GOAL OF THE EXERCISE: Each entry below is to be transcribed exactly.
-- Begin --
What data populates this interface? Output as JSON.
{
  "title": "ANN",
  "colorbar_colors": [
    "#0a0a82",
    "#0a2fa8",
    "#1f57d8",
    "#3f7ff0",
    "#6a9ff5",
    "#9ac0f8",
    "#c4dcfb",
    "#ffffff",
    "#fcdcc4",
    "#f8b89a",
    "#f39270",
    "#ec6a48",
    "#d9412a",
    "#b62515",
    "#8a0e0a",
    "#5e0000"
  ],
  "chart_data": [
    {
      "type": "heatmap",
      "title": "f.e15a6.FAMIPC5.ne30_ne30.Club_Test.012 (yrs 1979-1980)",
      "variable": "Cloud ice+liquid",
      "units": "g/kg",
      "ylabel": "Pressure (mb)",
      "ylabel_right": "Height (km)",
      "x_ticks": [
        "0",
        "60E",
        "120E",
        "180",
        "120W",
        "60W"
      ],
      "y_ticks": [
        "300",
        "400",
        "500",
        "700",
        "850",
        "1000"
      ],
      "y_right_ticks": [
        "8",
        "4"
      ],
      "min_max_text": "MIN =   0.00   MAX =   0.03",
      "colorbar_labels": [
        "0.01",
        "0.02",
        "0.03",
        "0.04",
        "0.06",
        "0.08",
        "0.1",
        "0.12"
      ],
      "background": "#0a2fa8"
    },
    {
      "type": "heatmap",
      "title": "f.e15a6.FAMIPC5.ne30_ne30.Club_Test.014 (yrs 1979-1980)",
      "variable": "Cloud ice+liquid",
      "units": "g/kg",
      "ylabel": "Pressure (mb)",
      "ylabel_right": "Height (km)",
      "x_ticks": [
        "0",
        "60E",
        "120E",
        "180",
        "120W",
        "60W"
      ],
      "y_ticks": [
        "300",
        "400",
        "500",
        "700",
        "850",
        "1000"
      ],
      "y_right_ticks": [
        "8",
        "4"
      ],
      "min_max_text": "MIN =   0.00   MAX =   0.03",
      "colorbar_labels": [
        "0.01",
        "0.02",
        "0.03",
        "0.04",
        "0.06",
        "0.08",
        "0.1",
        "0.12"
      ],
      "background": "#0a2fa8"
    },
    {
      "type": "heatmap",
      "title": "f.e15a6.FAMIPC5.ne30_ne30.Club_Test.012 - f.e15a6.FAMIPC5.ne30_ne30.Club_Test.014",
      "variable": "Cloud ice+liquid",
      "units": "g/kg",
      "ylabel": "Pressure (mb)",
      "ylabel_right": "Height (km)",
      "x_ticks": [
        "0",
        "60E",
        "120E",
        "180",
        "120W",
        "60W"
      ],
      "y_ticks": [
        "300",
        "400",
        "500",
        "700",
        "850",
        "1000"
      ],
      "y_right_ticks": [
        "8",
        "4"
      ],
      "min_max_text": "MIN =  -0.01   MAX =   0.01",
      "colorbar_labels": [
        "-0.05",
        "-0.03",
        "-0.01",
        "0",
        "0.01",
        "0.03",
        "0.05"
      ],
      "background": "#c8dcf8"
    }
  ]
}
-- End --
FINAL ANSWER:
What data populates this interface? Output as JSON.
{
  "title": "ANN",
  "colorbar_colors": [
    "#0a0a82",
    "#0a2fa8",
    "#1f57d8",
    "#3f7ff0",
    "#6a9ff5",
    "#9ac0f8",
    "#c4dcfb",
    "#ffffff",
    "#fcdcc4",
    "#f8b89a",
    "#f39270",
    "#ec6a48",
    "#d9412a",
    "#b62515",
    "#8a0e0a",
    "#5e0000"
  ],
  "chart_data": [
    {
      "type": "heatmap",
      "title": "f.e15a6.FAMIPC5.ne30_ne30.Club_Test.012 (yrs 1979-1980)",
      "variable": "Cloud ice+liquid",
      "units": "g/kg",
      "ylabel": "Pressure (mb)",
      "ylabel_right": "Height (km)",
      "x_ticks": [
        "0",
        "60E",
        "120E",
        "180",
        "120W",
        "60W"
      ],
      "y_ticks": [
        "300",
        "400",
        "500",
        "700",
        "850",
        "1000"
      ],
      "y_right_ticks": [
        "8",
        "4"
      ],
      "min_max_text": "MIN =   0.00   MAX =   0.03",
      "colorbar_labels": [
        "0.01",
        "0.02",
        "0.03",
        "0.04",
        "0.06",
        "0.08",
        "0.1",
        "0.12"
      ],
      "background": "#0a2fa8"
    },
    {
      "type": "heatmap",
      "title": "f.e15a6.FAMIPC5.ne30_ne30.Club_Test.014 (yrs 1979-1980)",
      "variable": "Cloud ice+liquid",
      "units": "g/kg",
      "ylabel": "Pressure (mb)",
      "ylabel_right": "Height (km)",
      "x_ticks": [
        "0",
        "60E",
        "120E",
        "180",
        "120W",
        "60W"
      ],
      "y_ticks": [
        "300",
        "400",
        "500",
        "700",
        "850",
        "1000"
      ],
      "y_right_ticks": [
        "8",
        "4"
      ],
      "min_max_text": "MIN =   0.00   MAX =   0.03",
      "colorbar_labels": [
        "0.01",
        "0.02",
        "0.03",
        "0.04",
        "0.06",
        "0.08",
        "0.1",
        "0.12"
      ],
      "background": "#0a2fa8"
    },
    {
      "type": "heatmap",
      "title": "f.e15a6.FAMIPC5.ne30_ne30.Club_Test.012 - f.e15a6.FAMIPC5.ne30_ne30.Club_Test.014",
      "variable": "Cloud ice+liquid",
      "units": "g/kg",
      "ylabel": "Pressure (mb)",
      "ylabel_right": "Height (km)",
      "x_ticks": [
        "0",
        "60E",
        "120E",
        "180",
        "120W",
        "60W"
      ],
      "y_ticks": [
        "300",
        "400",
        "500",
        "700",
        "850",
        "1000"
      ],
      "y_right_ticks": [
        "8",
        "4"
      ],
      "min_max_text": "MIN =  -0.01   MAX =   0.01",
      "colorbar_labels": [
        "-0.05",
        "-0.03",
        "-0.01",
        "0",
        "0.01",
        "0.03",
        "0.05"
      ],
      "background": "#c8dcf8"
    }
  ]
}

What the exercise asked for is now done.